Begin TASK MATERIAL
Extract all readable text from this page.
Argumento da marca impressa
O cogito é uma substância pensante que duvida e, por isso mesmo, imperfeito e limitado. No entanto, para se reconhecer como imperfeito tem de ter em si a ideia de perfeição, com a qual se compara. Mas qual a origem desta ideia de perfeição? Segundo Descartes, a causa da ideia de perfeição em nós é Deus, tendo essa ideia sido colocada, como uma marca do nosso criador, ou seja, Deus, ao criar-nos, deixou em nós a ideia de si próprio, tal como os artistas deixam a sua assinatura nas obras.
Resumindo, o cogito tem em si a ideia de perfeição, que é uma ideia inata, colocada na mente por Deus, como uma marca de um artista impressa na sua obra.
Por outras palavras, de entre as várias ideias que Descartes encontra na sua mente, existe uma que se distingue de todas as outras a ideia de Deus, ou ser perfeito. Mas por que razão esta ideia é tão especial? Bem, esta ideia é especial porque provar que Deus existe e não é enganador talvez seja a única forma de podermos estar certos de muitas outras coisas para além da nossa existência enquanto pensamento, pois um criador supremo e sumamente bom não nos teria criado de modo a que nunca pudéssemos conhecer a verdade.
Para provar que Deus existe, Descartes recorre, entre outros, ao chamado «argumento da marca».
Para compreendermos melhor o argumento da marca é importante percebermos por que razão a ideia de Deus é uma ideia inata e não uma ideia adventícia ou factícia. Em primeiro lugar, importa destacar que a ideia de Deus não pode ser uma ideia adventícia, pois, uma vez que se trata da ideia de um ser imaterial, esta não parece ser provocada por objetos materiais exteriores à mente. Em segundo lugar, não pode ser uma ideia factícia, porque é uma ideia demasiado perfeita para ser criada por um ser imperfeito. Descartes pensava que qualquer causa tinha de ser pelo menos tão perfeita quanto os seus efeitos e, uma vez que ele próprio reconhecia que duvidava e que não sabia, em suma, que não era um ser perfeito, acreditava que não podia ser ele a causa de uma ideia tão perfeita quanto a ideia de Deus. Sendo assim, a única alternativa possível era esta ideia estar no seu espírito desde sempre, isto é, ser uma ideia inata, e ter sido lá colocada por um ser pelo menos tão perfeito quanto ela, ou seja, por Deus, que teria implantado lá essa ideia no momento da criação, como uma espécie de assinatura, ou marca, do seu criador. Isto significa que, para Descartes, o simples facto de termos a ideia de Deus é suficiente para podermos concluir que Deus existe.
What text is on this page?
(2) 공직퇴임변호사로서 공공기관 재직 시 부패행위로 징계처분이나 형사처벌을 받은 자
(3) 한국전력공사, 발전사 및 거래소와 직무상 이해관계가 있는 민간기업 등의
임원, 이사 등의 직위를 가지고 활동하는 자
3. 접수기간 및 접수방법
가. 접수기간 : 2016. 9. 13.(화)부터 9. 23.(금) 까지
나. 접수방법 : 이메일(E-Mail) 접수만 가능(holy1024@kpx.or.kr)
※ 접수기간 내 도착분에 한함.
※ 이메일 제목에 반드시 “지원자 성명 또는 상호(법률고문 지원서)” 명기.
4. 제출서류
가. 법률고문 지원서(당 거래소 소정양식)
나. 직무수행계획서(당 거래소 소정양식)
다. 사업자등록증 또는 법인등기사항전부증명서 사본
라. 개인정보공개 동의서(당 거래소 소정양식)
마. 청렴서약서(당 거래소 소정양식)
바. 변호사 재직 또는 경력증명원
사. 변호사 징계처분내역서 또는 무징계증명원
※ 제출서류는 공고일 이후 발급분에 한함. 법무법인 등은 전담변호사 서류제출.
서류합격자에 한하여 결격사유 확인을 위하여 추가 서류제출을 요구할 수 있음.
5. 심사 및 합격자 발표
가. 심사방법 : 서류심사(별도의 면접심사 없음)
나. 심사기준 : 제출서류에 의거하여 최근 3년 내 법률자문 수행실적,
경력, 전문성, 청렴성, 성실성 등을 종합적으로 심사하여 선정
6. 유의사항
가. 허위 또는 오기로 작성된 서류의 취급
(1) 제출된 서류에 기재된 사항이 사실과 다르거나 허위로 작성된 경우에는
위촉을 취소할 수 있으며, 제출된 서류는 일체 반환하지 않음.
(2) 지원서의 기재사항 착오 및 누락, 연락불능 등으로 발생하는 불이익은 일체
End TASK MATERIAL
◆ WHAT YOU WILL DO: Repeat only the stretch of lines that begins at the line containing "What text is on this page?" and ends at the last line above, both included.

◆ OUTPUT:
What text is on this page?
(2) 공직퇴임변호사로서 공공기관 재직 시 부패행위로 징계처분이나 형사처벌을 받은 자
(3) 한국전력공사, 발전사 및 거래소와 직무상 이해관계가 있는 민간기업 등의
임원, 이사 등의 직위를 가지고 활동하는 자
3. 접수기간 및 접수방법
가. 접수기간 : 2016. 9. 13.(화)부터 9. 23.(금) 까지
나. 접수방법 : 이메일(E-Mail) 접수만 가능(holy1024@kpx.or.kr)
※ 접수기간 내 도착분에 한함.
※ 이메일 제목에 반드시 “지원자 성명 또는 상호(법률고문 지원서)” 명기.
4. 제출서류
가. 법률고문 지원서(당 거래소 소정양식)
나. 직무수행계획서(당 거래소 소정양식)
다. 사업자등록증 또는 법인등기사항전부증명서 사본
라. 개인정보공개 동의서(당 거래소 소정양식)
마. 청렴서약서(당 거래소 소정양식)
바. 변호사 재직 또는 경력증명원
사. 변호사 징계처분내역서 또는 무징계증명원
※ 제출서류는 공고일 이후 발급분에 한함. 법무법인 등은 전담변호사 서류제출.
서류합격자에 한하여 결격사유 확인을 위하여 추가 서류제출을 요구할 수 있음.
5. 심사 및 합격자 발표
가. 심사방법 : 서류심사(별도의 면접심사 없음)
나. 심사기준 : 제출서류에 의거하여 최근 3년 내 법률자문 수행실적,
경력, 전문성, 청렴성, 성실성 등을 종합적으로 심사하여 선정
6. 유의사항
가. 허위 또는 오기로 작성된 서류의 취급
(1) 제출된 서류에 기재된 사항이 사실과 다르거나 허위로 작성된 경우에는
위촉을 취소할 수 있으며, 제출된 서류는 일체 반환하지 않음.
(2) 지원서의 기재사항 착오 및 누락, 연락불능 등으로 발생하는 불이익은 일체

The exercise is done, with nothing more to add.